| Görev listesi |
a - Tasarruf yazısının "Bu kadar getiriye" ifadesinden "yer vermek istedik." ifadesine kadar olan kısmını hiç değiştirmeden yazıya geçirin.
b - Tasarruf yazısında "Önce hanehalkı yatırım tercihlerinin" diye başlayan paragrafı, temel bilgilerini koruyarak madde madde yazın.
c - Şu ifadeler tasarruf yazısıyla uyuşuyor mu: (i) Konu daha önce 10 Ekim 2014'te ele alınmıştı; (ii) Yazıda yalnızca Merkez Bankası verileri kullanıldı; (iii) Vatandaş finansal tasarruflarının yüzde 5'ini hisse senedinde tutuyor. Her biri için evet ya da hayır deyin ve kararı belirleyen sözleri yazıdan aynen alıntılayın.

| Metin bölümü |
---
Bu kadar getiriye bu kadar tasarruf gayet normal!

Alaattin AKTAŞ
Alaattin AKTAŞ EKO ANALİZ ala.aktas@gmail.com

Türkiye'de tasarruf oranı düşük mü, düşük... Türkiye bu tasarruf oranını artırmak istiyor mu, istiyor... Peki tasarrufların artırılması için bir şeyler yapılıyor, çaba gösteriliyor mu, işte o aşamada durum biraz karışık.

Tam bir buçuk yıl önce, 10 Ekim 2014 tarihinde bu konuyu "Bu getiriye bu kadar tasarruf çok bile" başlığıyla ele almıştık. Zaman zaman tasarrufların getirisine yine değindik elbette. Ama bir kez daha toplulaştırılmış oranlara yer vermek istedik.

Merkez Bankası ile Türkiye İstatistik Kurumu verilerini harman ettik, biz de bir şeyler kattık ve ortaya ilginç bir tablo çıkıverdi.

Önce hanehalkı yatırım tercihlerinin nasıl oluştuğunu hatırlayalım. Vatandaş finansal tasarruflarının yüzde 50 kadarını TL mevduatta, yüzde 35 kadarını yabancı para mevduatta, yüzde 5'ini hisse senedinde, kalanını da diğer yatırım araçlarında tutuyor.

Bu dağılıma bakan, zanneder ki vatandaş Türk parası cinsinden tuttuğu mevduatta enflasyonun çok üstünde önemli bir kazanç elde ediyor.
---
| Sağlanan bilgiler |

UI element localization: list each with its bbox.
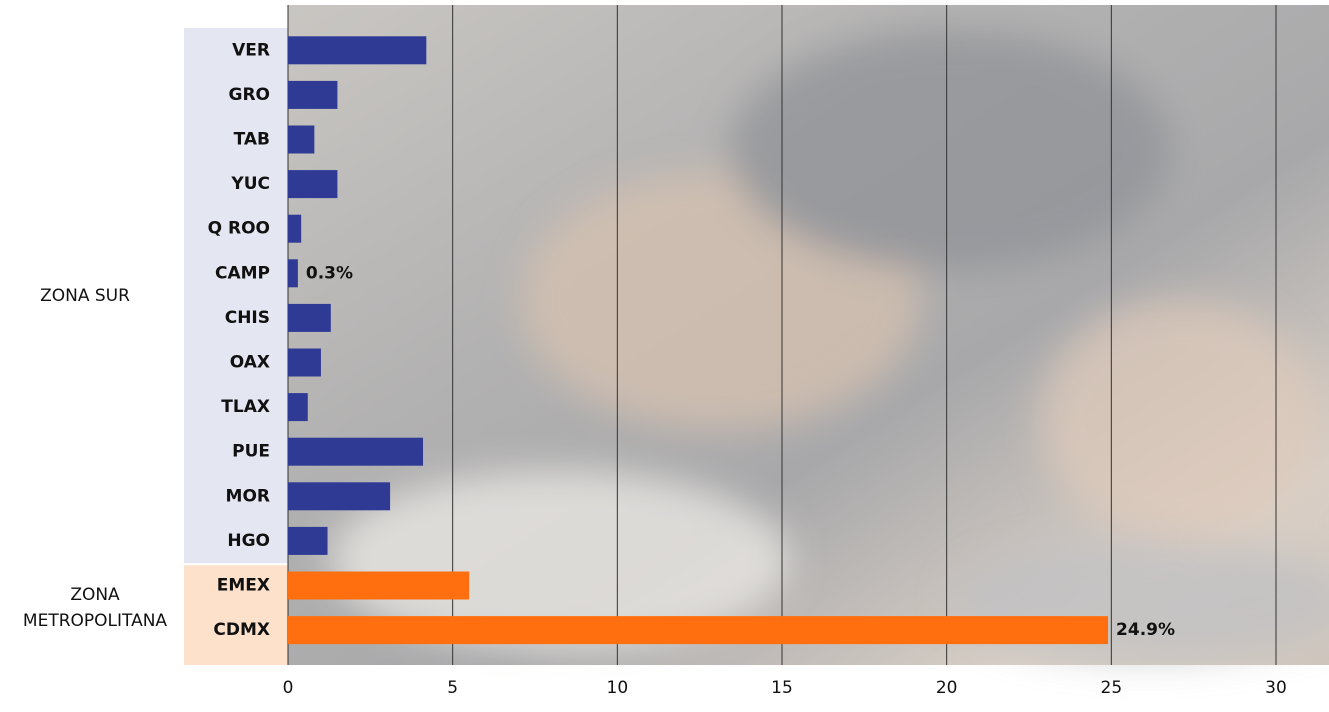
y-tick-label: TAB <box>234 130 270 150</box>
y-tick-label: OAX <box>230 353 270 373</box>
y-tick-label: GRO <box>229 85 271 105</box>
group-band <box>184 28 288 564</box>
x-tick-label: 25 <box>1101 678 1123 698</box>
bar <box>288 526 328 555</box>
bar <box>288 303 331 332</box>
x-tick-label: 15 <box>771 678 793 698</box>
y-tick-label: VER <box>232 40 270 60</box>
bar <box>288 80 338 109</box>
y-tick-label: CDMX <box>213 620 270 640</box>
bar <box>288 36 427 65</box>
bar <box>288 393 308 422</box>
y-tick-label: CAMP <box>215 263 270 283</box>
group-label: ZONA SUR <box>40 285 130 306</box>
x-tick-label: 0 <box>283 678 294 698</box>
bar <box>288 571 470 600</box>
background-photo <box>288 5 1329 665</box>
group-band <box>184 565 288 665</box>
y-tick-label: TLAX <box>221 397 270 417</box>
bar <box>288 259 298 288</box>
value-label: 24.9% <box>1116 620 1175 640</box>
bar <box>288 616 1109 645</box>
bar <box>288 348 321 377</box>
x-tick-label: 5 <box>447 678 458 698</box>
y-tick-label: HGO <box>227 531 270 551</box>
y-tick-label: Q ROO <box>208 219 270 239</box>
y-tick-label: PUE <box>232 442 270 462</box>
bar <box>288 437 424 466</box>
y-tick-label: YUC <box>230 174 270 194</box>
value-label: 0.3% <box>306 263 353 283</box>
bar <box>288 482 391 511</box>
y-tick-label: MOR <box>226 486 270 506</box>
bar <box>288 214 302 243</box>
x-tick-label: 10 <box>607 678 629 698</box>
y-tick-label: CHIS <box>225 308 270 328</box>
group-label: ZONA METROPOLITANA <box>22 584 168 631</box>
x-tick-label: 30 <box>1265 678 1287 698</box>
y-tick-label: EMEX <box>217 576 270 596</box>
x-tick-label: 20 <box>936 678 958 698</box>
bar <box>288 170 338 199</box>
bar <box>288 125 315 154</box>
---
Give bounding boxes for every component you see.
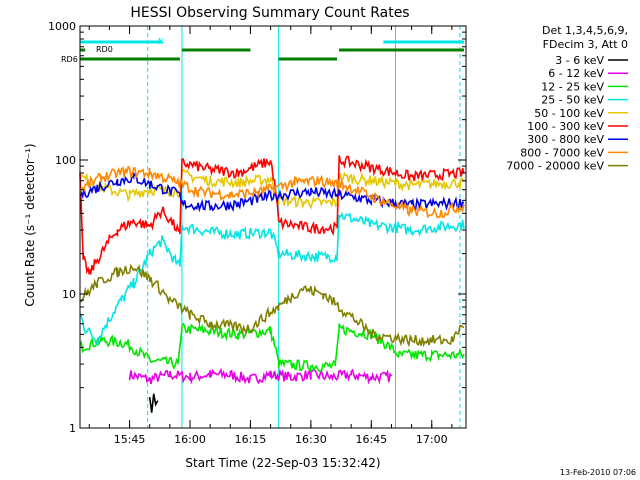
---
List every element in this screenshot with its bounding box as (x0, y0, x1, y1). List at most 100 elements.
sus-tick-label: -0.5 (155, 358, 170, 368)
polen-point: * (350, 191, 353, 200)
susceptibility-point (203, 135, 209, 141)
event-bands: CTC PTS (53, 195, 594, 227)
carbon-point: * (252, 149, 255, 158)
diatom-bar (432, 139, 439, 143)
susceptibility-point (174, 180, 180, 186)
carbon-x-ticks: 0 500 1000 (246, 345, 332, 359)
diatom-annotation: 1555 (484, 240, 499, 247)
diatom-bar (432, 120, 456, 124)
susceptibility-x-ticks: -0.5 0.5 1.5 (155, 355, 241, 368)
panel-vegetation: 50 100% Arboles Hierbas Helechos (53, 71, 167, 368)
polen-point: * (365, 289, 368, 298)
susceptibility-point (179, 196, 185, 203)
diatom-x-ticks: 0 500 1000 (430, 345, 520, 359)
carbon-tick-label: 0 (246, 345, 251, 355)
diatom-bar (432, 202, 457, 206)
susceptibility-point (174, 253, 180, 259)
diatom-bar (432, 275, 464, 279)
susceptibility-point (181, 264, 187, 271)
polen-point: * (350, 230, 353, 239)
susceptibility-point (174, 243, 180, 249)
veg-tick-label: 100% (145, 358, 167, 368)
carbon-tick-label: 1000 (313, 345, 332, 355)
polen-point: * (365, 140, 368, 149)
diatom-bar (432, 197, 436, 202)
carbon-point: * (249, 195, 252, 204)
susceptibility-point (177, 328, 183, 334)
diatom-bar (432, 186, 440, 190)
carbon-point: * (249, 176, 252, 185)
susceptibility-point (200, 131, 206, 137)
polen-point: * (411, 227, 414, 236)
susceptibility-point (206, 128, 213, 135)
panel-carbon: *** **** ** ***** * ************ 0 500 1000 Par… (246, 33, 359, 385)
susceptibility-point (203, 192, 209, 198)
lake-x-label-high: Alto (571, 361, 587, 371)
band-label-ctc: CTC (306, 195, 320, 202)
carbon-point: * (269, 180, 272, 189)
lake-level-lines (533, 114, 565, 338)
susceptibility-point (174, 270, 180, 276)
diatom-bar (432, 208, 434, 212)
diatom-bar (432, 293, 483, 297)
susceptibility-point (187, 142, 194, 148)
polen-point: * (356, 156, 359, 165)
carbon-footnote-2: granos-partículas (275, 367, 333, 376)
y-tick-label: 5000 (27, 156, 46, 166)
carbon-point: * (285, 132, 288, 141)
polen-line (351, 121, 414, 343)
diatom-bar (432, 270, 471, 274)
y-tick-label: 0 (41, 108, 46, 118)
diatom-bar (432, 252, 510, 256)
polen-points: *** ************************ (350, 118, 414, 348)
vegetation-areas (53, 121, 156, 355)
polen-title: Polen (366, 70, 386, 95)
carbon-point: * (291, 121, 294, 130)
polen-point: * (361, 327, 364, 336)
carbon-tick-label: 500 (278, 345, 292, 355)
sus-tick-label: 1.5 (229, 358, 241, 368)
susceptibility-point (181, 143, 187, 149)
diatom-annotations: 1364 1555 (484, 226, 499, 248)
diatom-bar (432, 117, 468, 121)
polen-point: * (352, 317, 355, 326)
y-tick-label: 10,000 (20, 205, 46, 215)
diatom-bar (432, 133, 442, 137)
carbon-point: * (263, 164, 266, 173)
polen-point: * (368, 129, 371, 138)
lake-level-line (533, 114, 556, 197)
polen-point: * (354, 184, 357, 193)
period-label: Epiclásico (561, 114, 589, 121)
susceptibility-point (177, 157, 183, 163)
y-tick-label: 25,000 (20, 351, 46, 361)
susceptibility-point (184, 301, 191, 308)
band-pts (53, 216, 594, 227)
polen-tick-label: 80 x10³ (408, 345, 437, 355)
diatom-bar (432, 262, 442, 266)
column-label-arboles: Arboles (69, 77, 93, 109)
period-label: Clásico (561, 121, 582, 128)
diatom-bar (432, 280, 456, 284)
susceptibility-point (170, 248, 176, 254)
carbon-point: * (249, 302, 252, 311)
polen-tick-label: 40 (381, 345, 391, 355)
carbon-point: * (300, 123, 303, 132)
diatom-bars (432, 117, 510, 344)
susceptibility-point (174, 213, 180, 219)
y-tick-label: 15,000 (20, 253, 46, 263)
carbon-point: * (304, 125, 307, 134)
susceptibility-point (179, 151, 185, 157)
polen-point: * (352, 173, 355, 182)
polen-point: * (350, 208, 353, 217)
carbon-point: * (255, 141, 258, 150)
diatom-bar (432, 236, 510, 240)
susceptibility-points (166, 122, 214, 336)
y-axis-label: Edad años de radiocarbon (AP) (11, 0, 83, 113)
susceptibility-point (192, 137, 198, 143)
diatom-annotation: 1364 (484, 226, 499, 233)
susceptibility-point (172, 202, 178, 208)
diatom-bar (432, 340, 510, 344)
---
| Görevlerin çözümleri |
a -
Bu kadar getiriye bu kadar tasarruf gayet normal!

Alaattin AKTAŞ
Alaattin AKTAŞ EKO ANALİZ ala.aktas@gmail.com

Türkiye'de tasarruf oranı düşük mü, düşük... Türkiye bu tasarruf oranını artırmak istiyor mu, istiyor... Peki tasarrufların artırılması için bir şeyler yapılıyor, çaba gösteriliyor mu, işte o aşamada durum biraz karışık.

Tam bir buçuk yıl önce, 10 Ekim 2014 tarihinde bu konuyu "Bu getiriye bu kadar tasarruf çok bile" başlığıyla ele almıştık. Zaman zaman tasarrufların getirisine yine değindik elbette. Ama bir kez daha toplulaştırılmış oranlara yer vermek istedik.

b -
- TL mevduat: finansal tasarrufların yüzde 50 kadarı
- Yabancı para mevduat: yüzde 35 kadarı
- Hisse senedi: yüzde 5'i
- Diğer yatırım araçları: kalan kısım

c -
(i) Evet: "Tam bir buçuk yıl önce, 10 Ekim 2014 tarihinde bu konuyu"
(ii) Hayır: "Merkez Bankası ile Türkiye İstatistik Kurumu verilerini harman ettik"
(iii) Evet: "yüzde 5'ini hisse senedinde"